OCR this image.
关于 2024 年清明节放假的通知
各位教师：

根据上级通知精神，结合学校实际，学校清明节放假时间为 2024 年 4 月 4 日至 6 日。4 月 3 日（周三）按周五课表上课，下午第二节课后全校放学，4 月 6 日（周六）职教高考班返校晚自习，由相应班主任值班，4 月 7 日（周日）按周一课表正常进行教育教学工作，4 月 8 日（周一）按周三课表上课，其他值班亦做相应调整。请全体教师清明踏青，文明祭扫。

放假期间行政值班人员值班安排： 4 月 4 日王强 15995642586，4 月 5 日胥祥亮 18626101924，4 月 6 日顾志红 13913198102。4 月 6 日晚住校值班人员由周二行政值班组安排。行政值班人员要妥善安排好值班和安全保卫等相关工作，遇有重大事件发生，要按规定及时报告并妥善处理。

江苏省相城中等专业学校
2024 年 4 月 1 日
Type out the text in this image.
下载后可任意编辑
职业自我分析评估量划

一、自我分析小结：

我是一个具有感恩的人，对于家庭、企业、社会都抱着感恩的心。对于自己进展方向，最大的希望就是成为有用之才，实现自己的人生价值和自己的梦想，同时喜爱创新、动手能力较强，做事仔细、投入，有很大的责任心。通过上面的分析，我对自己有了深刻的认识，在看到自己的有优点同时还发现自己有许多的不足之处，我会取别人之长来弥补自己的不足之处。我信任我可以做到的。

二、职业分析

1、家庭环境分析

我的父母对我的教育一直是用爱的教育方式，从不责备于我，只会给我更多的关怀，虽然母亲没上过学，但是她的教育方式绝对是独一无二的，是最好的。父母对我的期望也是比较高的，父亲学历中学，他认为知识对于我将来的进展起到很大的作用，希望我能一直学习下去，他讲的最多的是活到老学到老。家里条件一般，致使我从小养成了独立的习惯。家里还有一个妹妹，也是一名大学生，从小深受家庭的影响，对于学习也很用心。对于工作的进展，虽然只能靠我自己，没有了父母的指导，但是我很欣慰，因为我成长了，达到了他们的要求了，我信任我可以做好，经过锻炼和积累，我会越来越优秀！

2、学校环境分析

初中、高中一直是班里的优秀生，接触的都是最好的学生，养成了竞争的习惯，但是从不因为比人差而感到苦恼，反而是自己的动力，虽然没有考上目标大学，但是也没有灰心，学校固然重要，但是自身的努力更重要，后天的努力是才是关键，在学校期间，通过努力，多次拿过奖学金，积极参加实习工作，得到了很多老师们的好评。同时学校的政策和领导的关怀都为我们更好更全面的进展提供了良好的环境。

════════════════

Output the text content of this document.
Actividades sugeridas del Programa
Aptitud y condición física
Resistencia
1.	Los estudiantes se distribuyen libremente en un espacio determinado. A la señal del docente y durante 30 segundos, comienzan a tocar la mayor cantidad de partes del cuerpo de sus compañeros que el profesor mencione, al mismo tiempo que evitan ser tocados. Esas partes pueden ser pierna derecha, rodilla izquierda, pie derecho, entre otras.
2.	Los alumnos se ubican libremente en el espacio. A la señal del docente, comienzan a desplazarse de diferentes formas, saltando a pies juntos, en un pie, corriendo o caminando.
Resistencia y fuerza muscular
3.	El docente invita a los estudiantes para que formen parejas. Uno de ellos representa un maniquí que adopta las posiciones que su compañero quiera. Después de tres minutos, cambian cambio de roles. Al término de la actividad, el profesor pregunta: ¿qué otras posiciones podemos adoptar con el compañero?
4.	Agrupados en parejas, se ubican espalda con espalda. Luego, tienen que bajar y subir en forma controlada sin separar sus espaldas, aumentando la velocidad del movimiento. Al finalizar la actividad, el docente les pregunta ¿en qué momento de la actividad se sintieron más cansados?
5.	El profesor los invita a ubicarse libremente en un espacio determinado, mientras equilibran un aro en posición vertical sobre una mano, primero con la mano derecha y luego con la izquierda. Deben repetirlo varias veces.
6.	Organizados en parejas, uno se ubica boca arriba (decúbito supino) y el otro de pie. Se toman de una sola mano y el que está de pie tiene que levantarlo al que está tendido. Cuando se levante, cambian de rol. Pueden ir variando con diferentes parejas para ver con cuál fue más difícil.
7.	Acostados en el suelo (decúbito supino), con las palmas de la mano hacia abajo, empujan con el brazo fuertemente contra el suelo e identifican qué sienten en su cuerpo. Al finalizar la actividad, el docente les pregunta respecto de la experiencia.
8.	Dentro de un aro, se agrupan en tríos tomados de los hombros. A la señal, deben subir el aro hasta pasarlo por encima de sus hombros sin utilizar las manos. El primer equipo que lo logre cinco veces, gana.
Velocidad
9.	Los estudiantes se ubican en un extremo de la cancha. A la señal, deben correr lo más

════════════════

**Work instructions**
Report how many lines in the data contain the word "pregunta", with no words besides the number.

**The completed task**
3